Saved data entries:
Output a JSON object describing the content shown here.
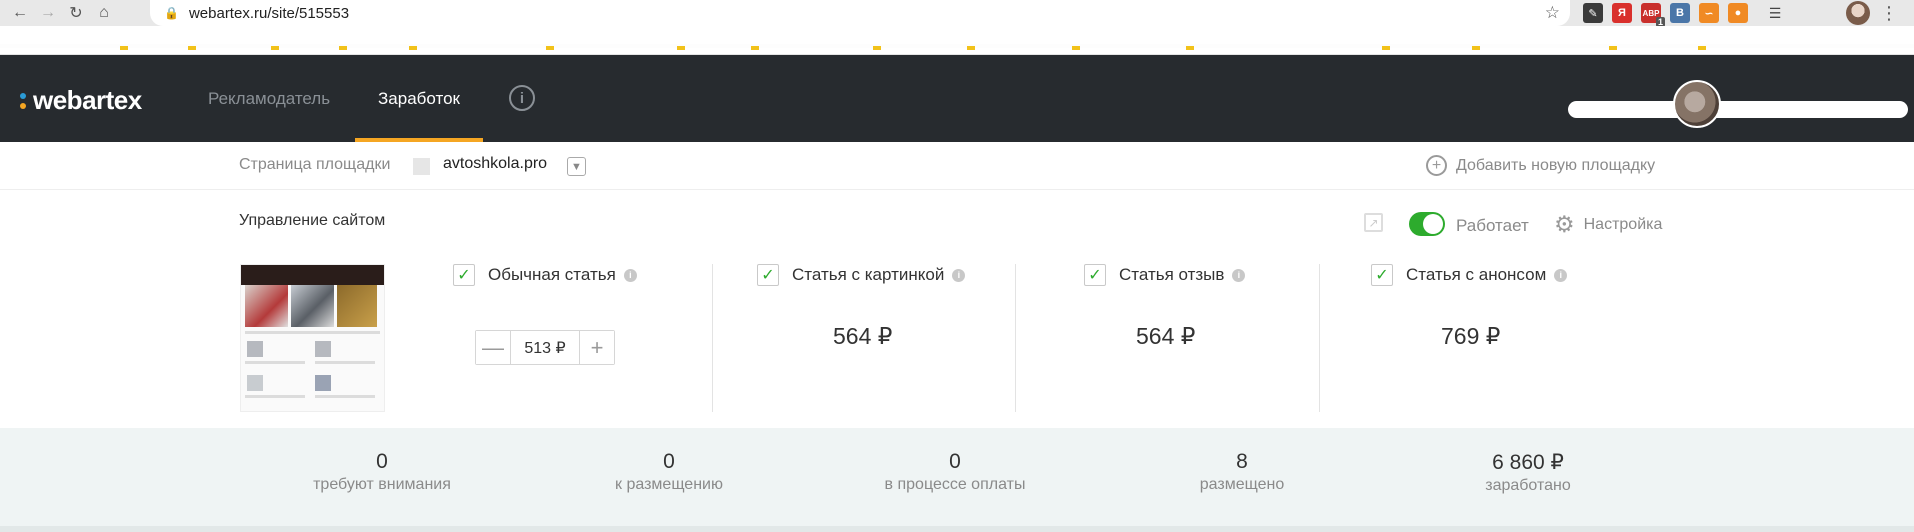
{
  "browser": {
    "url": "webartex.ru/site/515553",
    "extensions": [
      {
        "name": "pen-ext-icon",
        "text": "",
        "color": "#3a3a3a"
      },
      {
        "name": "yandex-ext-icon",
        "text": "Я",
        "color": "#d9302c"
      },
      {
        "name": "adblock-ext-icon",
        "text": "ABP",
        "color": "#c9302c",
        "badge": "1"
      },
      {
        "name": "vk-ext-icon",
        "text": "B",
        "color": "#4a76a8"
      },
      {
        "name": "rss-ext-icon",
        "text": "",
        "color": "#f08a24"
      },
      {
        "name": "ok-ext-icon",
        "text": "",
        "color": "#f08a24"
      }
    ]
  },
  "header": {
    "logo": "webartex",
    "tabs": [
      {
        "label": "Рекламодатель",
        "active": false
      },
      {
        "label": "Заработок",
        "active": true
      }
    ],
    "info_icon": "i"
  },
  "site_bar": {
    "label": "Страница площадки",
    "domain": "avtoshkola.pro",
    "add_site": "Добавить новую площадку"
  },
  "management": {
    "title": "Управление сайтом",
    "status_label": "Работает",
    "settings_label": "Настройка",
    "offers": [
      {
        "label": "Обычная статья",
        "checked": true,
        "stepper_value": "513 ₽"
      },
      {
        "label": "Статья с картинкой",
        "checked": true,
        "price": "564 ₽"
      },
      {
        "label": "Статья отзыв",
        "checked": true,
        "price": "564 ₽"
      },
      {
        "label": "Статья с анонсом",
        "checked": true,
        "price": "769 ₽"
      }
    ]
  },
  "stats": [
    {
      "value": "0",
      "caption": "требуют внимания"
    },
    {
      "value": "0",
      "caption": "к размещению"
    },
    {
      "value": "0",
      "caption": "в процессе оплаты"
    },
    {
      "value": "8",
      "caption": "размещено"
    },
    {
      "value": "6 860 ₽",
      "caption": "заработано"
    }
  ],
  "colors": {
    "accent": "#f5a623",
    "toggle_on": "#2dab2d",
    "header_bg": "#272b2f",
    "stats_bg": "#eff4f4"
  }
}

__TASK__. Look for "webartex" and pull out every line that has it.

__EXERCISE ANSWER__.
    "url": "webartex.ru/site/515553",
    "logo": "webartex",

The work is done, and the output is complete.